* _Supplied records_:
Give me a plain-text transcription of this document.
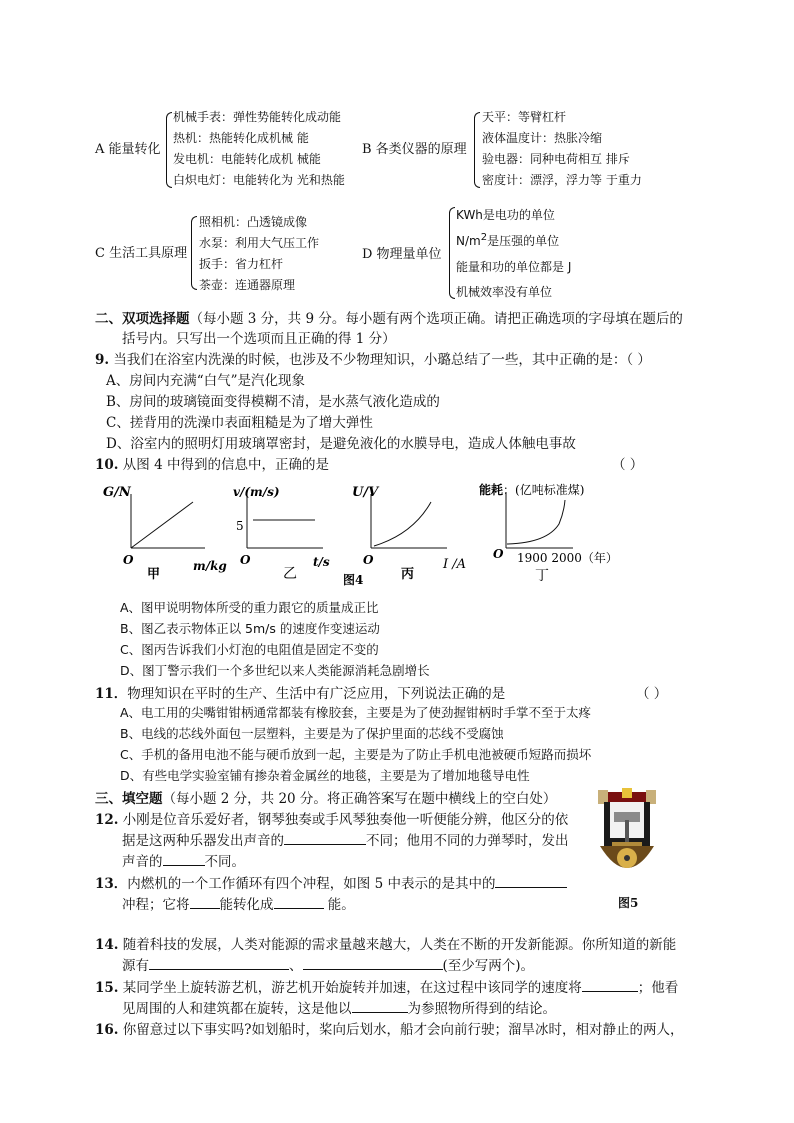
A 能量转化
机械手表：弹性势能转化成动能
热机：热能转化成机械 能
发电机：电能转化成机 械能
白炽电灯：电能转化为 光和热能
B 各类仪器的原理
天平：等臂杠杆
液体温度计：热胀冷缩
验电器：同种电荷相互 排斥
密度计：漂浮，浮力等 于重力
C 生活工具原理
照相机：凸透镜成像
水泵：利用大气压工作
扳手：省力杠杆
茶壶：连通器原理
D 物理量单位
KWh是电功的单位
$N/m^2$是压强的单位
能量和功的单位都是 J
机械效率没有单位
二、双项选择题（每小题 3 分，共 9 分。每小题有两个选项正确。请把正确选项的字母填在题后的
括号内。只写出一个选项而且正确的得 1 分）
9. 当我们在浴室内洗澡的时候，也涉及不少物理知识，小璐总结了一些，其中正确的是：（ ）
A、房间内充满“白气”是汽化现象
B、房间的玻璃镜面变得模糊不清，是水蒸气液化造成的
C、搓背用的洗澡巾表面粗糙是为了增大弹性
D、浴室内的照明灯用玻璃罩密封，是避免液化的水膜导电，造成人体触电事故
10. 从图 4 中得到的信息中，正确的是	（ ）
G/N
O
甲
m/kg
v/(m/s)
5
O
乙
t/s
U/V
O
图4	丙
I /A
能耗：(亿吨标准煤)
O 1900 2000（年）
丁
A、图甲说明物体所受的重力跟它的质量成正比
B、图乙表示物体正以 5m/s 的速度作变速运动
C、图丙告诉我们小灯泡的电阻值是固定不变的
D、图丁警示我们一个多世纪以来人类能源消耗急剧增长
11．物理知识在平时的生产、生活中有广泛应用，下列说法正确的是	（ ）
A、电工用的尖嘴钳钳柄通常都装有橡胶套，主要是为了使劲握钳柄时手掌不至于太疼
B、电线的芯线外面包一层塑料，主要是为了保护里面的芯线不受腐蚀
C、手机的备用电池不能与硬币放到一起，主要是为了防止手机电池被硬币短路而损坏
D、有些电学实验室铺有掺杂着金属丝的地毯，主要是为了增加地毯导电性
三、填空题（每小题 2 分，共 20 分。将正确答案写在题中横线上的空白处）
12. 小刚是位音乐爱好者，钢琴独奏或手风琴独奏他一听便能分辨，他区分的依
据是这两种乐器发出声音的	不同；他用不同的力弹琴时，发出
声音的	不同。
13．内燃机的一个工作循环有四个冲程，如图 5 中表示的是其中的
冲程；它将 能转化成	能。	图5
14. 随着科技的发展，人类对能源的需求量越来越大，人类在不断的开发新能源。你所知道的新能
源有	、	(至少写两个)。
15. 某同学坐上旋转游艺机，游艺机开始旋转并加速，在这过程中该同学的速度将	；他看
见周围的人和建筑都在旋转，这是他以	为参照物所得到的结论。
16. 你留意过以下事实吗?如划船时，桨向后划水，船才会向前行驶；溜旱冰时，相对静止的两人，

* _Given exercise_:
The material above holds pictures; copy everything else in it exactly.

* _Correct answer_:
Give me a plain-text transcription of this document.
A 能量转化
机械手表：弹性势能转化成动能
热机：热能转化成机械 能
发电机：电能转化成机 械能
白炽电灯：电能转化为 光和热能
B 各类仪器的原理
天平：等臂杠杆
液体温度计：热胀冷缩
验电器：同种电荷相互 排斥
密度计：漂浮，浮力等 于重力
C 生活工具原理
照相机：凸透镜成像
水泵：利用大气压工作
扳手：省力杠杆
茶壶：连通器原理
D 物理量单位
KWh是电功的单位
$N/m^2$是压强的单位
能量和功的单位都是 J
机械效率没有单位
二、双项选择题（每小题 3 分，共 9 分。每小题有两个选项正确。请把正确选项的字母填在题后的
括号内。只写出一个选项而且正确的得 1 分）
9. 当我们在浴室内洗澡的时候，也涉及不少物理知识，小璐总结了一些，其中正确的是：（ ）
A、房间内充满“白气”是汽化现象
B、房间的玻璃镜面变得模糊不清，是水蒸气液化造成的
C、搓背用的洗澡巾表面粗糙是为了增大弹性
D、浴室内的照明灯用玻璃罩密封，是避免液化的水膜导电，造成人体触电事故
10. 从图 4 中得到的信息中，正确的是	（ ）
G/N
O
甲
m/kg
v/(m/s)
5
O
乙
t/s
U/V
O
图4	丙
I /A
能耗：(亿吨标准煤)
O 1900 2000（年）
丁
A、图甲说明物体所受的重力跟它的质量成正比
B、图乙表示物体正以 5m/s 的速度作变速运动
C、图丙告诉我们小灯泡的电阻值是固定不变的
D、图丁警示我们一个多世纪以来人类能源消耗急剧增长
11．物理知识在平时的生产、生活中有广泛应用，下列说法正确的是	（ ）
A、电工用的尖嘴钳钳柄通常都装有橡胶套，主要是为了使劲握钳柄时手掌不至于太疼
B、电线的芯线外面包一层塑料，主要是为了保护里面的芯线不受腐蚀
C、手机的备用电池不能与硬币放到一起，主要是为了防止手机电池被硬币短路而损坏
D、有些电学实验室铺有掺杂着金属丝的地毯，主要是为了增加地毯导电性
三、填空题（每小题 2 分，共 20 分。将正确答案写在题中横线上的空白处）
12. 小刚是位音乐爱好者，钢琴独奏或手风琴独奏他一听便能分辨，他区分的依
据是这两种乐器发出声音的	不同；他用不同的力弹琴时，发出
声音的	不同。
13．内燃机的一个工作循环有四个冲程，如图 5 中表示的是其中的
冲程；它将 能转化成	能。	图5
14. 随着科技的发展，人类对能源的需求量越来越大，人类在不断的开发新能源。你所知道的新能
源有	、	(至少写两个)。
15. 某同学坐上旋转游艺机，游艺机开始旋转并加速，在这过程中该同学的速度将	；他看
见周围的人和建筑都在旋转，这是他以	为参照物所得到的结论。
16. 你留意过以下事实吗?如划船时，桨向后划水，船才会向前行驶；溜旱冰时，相对静止的两人，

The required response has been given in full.